- _TASK DIRECTIONS_
All lines in the data bearing the string "period" should be identified and copied.

----------------

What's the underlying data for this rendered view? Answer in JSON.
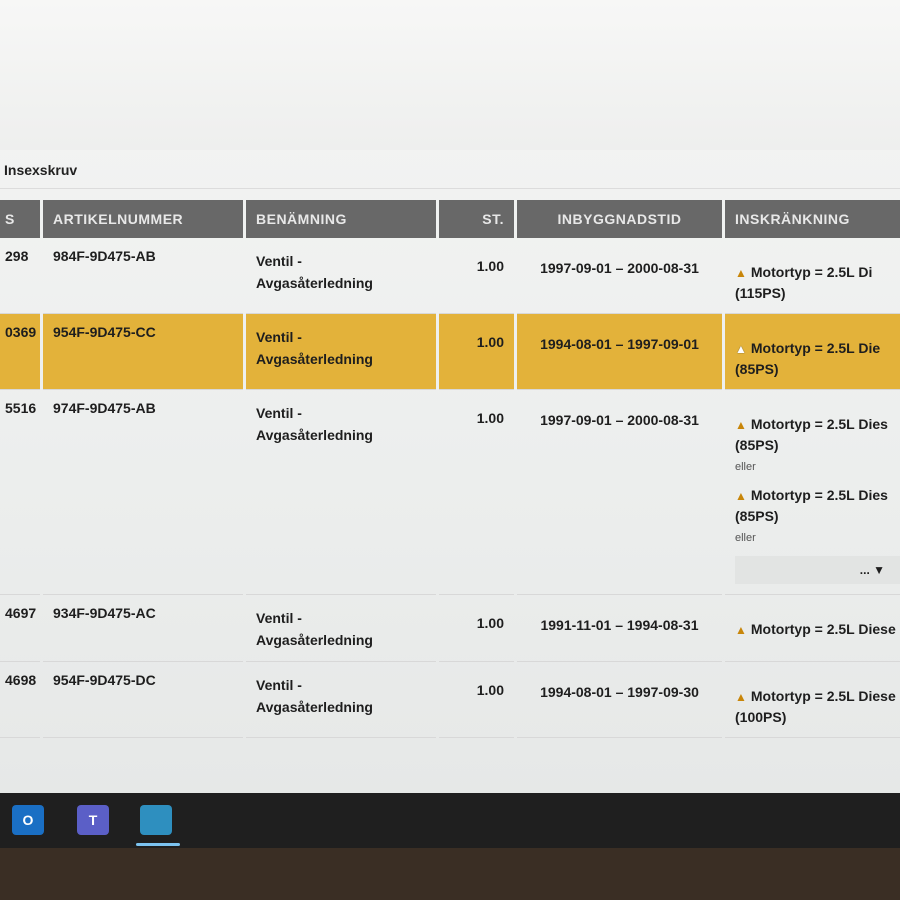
{
  "breadcrumb": "Insexskruv",
  "table": {
    "headers": [
      "S",
      "ARTIKELNUMMER",
      "BENÄMNING",
      "ST.",
      "INBYGGNADSTID",
      "INSKRÄNKNING"
    ],
    "rows": [
      {
        "id": "298",
        "article": "984F-9D475-AB",
        "name1": "Ventil -",
        "name2": "Avgasåterledning",
        "qty": "1.00",
        "period": "1997-09-01 – 2000-08-31",
        "restrictions": [
          {
            "text": "Motortyp = 2.5L Di",
            "hp": "(115PS)"
          }
        ],
        "selected": false
      },
      {
        "id": "0369",
        "article": "954F-9D475-CC",
        "name1": "Ventil -",
        "name2": "Avgasåterledning",
        "qty": "1.00",
        "period": "1994-08-01 – 1997-09-01",
        "restrictions": [
          {
            "text": "Motortyp = 2.5L Die",
            "hp": "(85PS)"
          }
        ],
        "selected": true
      },
      {
        "id": "5516",
        "article": "974F-9D475-AB",
        "name1": "Ventil -",
        "name2": "Avgasåterledning",
        "qty": "1.00",
        "period": "1997-09-01 – 2000-08-31",
        "restrictions": [
          {
            "text": "Motortyp = 2.5L Dies",
            "hp": "(85PS)"
          },
          {
            "text": "Motortyp = 2.5L Dies",
            "hp": "(85PS)"
          }
        ],
        "or_label": "eller",
        "more": "... ▼",
        "selected": false
      },
      {
        "id": "4697",
        "article": "934F-9D475-AC",
        "name1": "Ventil -",
        "name2": "Avgasåterledning",
        "qty": "1.00",
        "period": "1991-11-01 – 1994-08-31",
        "restrictions": [
          {
            "text": "Motortyp = 2.5L Diese",
            "hp": ""
          }
        ],
        "selected": false
      },
      {
        "id": "4698",
        "article": "954F-9D475-DC",
        "name1": "Ventil -",
        "name2": "Avgasåterledning",
        "qty": "1.00",
        "period": "1994-08-01 – 1997-09-30",
        "restrictions": [
          {
            "text": "Motortyp = 2.5L Diese",
            "hp": "(100PS)"
          }
        ],
        "selected": false
      }
    ]
  },
  "taskbar": {
    "apps": [
      {
        "icon": "outlook-icon",
        "label": "O",
        "color": "#1a6fc4"
      },
      {
        "icon": "teams-icon",
        "label": "T",
        "color": "#5b5fc7"
      },
      {
        "icon": "app-icon",
        "label": "",
        "color": "#2e8fbf",
        "active": true
      }
    ]
  },
  "colors": {
    "selected_row": "#e3b23a",
    "header": "#686868",
    "warning": "#c8860a"
  }
}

----------------

- _RESPONSE BELOW_
        "period": "1997-09-01 – 2000-08-31",
        "period": "1994-08-01 – 1997-09-01",
        "period": "1997-09-01 – 2000-08-31",
        "period": "1991-11-01 – 1994-08-31",
        "period": "1994-08-01 – 1997-09-30",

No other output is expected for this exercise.